### DIRECTIONS
In the material below, find all lines with the string "likes" and copy them.

### MATERIAL PROVIDED

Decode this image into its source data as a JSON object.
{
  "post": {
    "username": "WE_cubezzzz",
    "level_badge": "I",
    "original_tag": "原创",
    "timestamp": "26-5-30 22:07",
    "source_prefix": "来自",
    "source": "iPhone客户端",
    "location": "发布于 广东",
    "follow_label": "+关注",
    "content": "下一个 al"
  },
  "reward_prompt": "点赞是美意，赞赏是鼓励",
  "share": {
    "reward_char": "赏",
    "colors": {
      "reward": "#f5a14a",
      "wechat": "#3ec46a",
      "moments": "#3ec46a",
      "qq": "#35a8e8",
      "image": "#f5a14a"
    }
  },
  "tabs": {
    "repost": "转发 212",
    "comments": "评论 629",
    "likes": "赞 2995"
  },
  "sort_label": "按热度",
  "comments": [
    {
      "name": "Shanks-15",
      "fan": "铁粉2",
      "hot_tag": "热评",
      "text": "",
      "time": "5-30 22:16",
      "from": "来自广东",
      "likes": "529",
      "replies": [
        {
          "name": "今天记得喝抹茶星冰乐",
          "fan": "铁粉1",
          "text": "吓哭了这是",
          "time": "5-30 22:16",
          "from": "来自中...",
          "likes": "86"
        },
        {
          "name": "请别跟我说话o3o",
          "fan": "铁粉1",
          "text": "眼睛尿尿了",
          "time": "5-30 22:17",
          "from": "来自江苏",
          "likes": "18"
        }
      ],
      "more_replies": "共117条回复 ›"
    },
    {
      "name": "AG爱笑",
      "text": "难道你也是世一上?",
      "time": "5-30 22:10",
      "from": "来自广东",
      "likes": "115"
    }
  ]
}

### REPLY TO THE TASK
    "likes": "赞 2995"
      "likes": "529",
          "likes": "86"
          "likes": "18"
      "likes": "115"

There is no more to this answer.